**Given problem**
Answer with the number of lines in the listing below that contain the word "审查状态为", and nothing else.
•••••
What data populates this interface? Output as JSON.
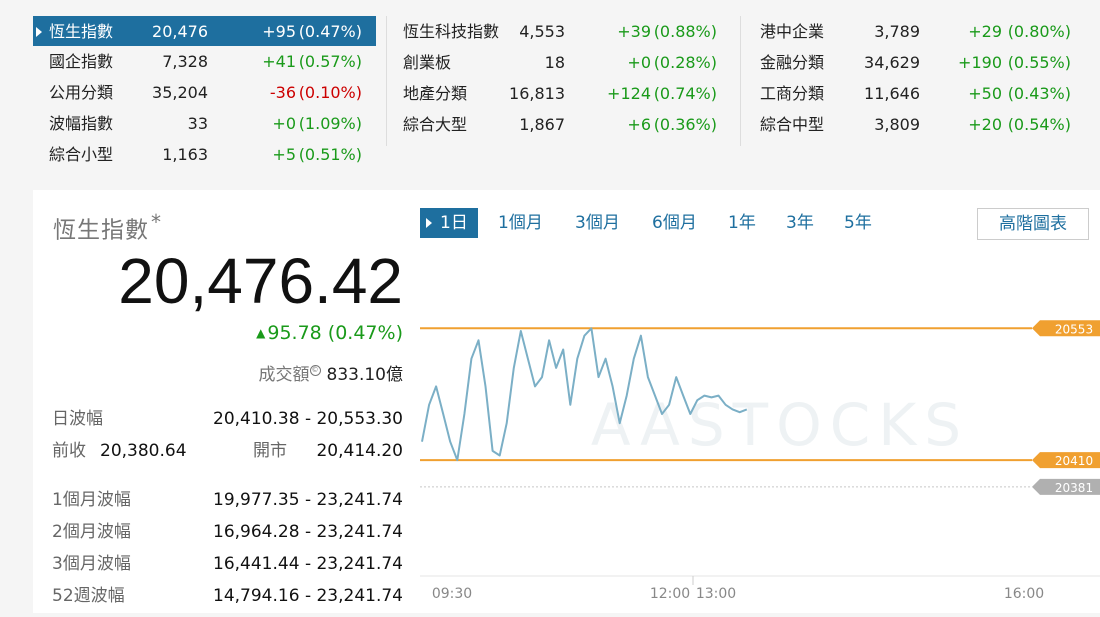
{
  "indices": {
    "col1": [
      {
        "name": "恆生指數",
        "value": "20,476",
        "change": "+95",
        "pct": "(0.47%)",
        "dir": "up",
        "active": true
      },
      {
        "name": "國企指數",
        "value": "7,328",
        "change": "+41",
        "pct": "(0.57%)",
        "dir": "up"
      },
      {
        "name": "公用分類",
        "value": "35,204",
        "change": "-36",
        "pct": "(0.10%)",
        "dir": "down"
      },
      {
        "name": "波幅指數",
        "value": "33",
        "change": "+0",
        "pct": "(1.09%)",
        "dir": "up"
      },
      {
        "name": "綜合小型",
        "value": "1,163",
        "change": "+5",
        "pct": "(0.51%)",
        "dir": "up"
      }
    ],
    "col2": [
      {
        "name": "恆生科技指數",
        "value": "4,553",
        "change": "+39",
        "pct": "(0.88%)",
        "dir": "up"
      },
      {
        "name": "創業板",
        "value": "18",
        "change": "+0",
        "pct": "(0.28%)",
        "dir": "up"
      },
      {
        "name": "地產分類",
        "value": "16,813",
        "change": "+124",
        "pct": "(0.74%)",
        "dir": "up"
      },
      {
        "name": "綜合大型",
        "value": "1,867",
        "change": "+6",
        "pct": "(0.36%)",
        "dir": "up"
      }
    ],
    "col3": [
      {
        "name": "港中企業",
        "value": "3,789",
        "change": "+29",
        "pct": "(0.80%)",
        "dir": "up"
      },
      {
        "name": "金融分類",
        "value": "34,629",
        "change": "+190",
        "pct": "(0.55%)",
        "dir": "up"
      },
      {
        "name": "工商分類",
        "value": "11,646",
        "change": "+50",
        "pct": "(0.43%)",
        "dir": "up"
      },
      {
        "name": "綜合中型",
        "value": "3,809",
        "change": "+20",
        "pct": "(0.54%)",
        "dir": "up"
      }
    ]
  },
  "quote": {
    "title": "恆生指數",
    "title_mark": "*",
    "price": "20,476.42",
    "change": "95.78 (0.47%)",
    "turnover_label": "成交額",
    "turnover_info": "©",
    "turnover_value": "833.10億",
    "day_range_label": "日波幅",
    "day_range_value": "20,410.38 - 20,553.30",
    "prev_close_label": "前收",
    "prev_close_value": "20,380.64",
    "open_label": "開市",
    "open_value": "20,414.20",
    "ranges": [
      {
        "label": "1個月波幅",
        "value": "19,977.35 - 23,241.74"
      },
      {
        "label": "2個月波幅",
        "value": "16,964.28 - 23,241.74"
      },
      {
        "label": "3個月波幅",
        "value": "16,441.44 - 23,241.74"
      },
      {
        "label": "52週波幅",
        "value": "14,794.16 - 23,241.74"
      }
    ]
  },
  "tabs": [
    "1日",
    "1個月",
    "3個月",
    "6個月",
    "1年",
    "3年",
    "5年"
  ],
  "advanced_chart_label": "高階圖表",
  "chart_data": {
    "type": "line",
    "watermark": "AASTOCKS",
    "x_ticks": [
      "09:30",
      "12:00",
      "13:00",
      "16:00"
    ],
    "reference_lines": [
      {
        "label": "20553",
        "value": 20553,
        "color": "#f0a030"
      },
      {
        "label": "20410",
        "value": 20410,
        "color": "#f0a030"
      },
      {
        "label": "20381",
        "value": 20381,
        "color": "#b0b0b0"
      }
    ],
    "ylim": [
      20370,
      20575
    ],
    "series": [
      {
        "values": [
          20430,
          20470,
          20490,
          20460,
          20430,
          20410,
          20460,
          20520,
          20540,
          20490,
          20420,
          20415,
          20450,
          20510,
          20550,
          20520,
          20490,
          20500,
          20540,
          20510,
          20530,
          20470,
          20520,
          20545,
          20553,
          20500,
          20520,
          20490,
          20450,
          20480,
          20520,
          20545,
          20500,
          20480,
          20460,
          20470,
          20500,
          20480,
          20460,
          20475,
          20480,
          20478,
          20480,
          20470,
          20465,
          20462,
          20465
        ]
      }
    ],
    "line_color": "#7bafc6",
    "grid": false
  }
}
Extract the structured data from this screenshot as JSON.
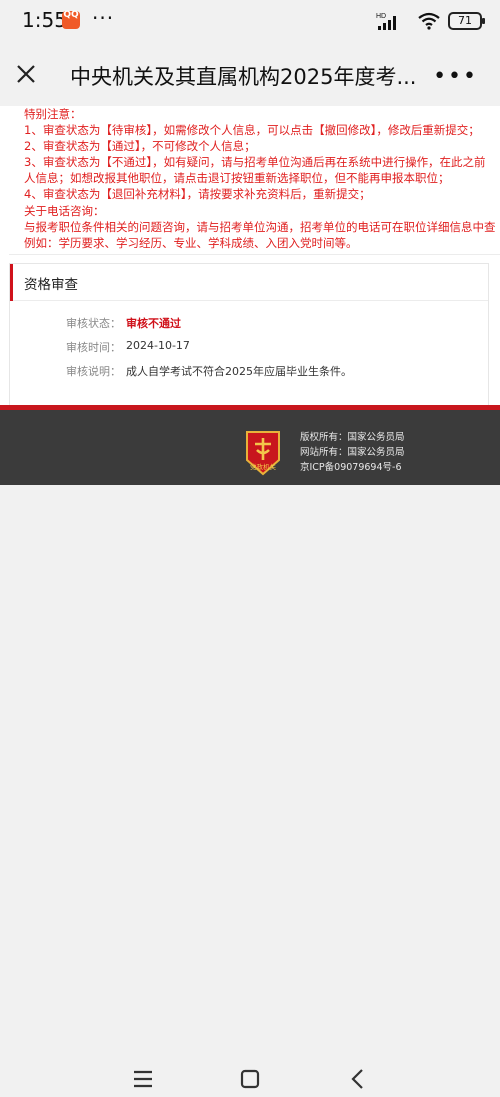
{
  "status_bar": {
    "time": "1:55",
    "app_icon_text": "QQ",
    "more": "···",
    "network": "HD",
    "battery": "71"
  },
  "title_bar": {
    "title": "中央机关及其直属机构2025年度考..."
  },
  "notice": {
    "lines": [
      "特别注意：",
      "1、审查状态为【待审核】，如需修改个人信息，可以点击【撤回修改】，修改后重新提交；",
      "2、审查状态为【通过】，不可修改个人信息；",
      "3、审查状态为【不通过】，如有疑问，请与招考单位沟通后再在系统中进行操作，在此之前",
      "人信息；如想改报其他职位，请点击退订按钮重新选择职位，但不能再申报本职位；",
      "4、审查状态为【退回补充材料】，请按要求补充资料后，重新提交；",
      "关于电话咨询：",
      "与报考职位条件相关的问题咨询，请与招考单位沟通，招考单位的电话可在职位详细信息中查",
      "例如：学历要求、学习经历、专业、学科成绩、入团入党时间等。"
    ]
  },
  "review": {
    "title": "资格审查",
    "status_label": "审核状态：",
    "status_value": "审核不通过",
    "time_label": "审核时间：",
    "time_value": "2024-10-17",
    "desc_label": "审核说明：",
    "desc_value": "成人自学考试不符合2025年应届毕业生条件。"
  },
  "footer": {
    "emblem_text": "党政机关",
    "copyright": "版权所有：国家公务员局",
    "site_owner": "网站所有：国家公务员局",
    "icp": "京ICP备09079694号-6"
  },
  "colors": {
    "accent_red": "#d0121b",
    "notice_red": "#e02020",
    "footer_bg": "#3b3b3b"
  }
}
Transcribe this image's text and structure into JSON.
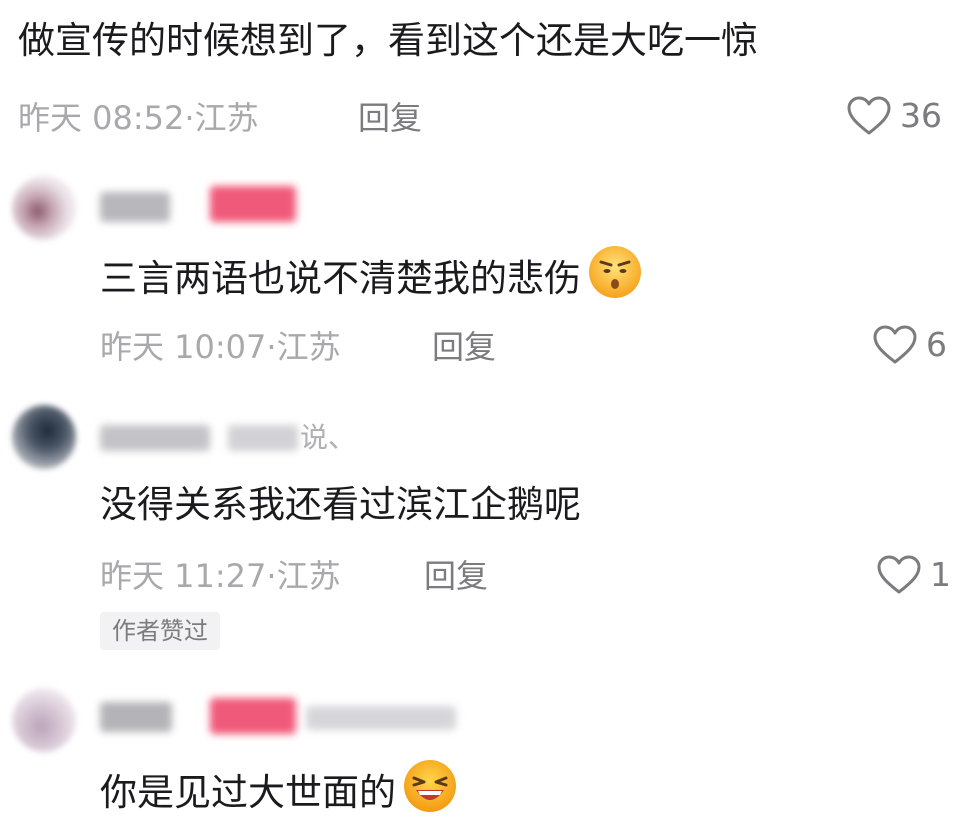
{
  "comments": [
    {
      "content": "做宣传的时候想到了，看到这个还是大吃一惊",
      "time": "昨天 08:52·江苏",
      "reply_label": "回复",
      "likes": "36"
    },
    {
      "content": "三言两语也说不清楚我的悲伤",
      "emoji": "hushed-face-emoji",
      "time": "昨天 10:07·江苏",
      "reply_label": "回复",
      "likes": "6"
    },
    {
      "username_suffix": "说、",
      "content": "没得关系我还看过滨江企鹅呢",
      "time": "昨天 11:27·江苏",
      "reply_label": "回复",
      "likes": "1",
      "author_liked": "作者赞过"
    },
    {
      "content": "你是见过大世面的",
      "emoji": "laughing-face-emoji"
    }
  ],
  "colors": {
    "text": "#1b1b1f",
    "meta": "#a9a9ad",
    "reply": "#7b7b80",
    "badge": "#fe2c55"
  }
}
•••••
**Worked solution**
4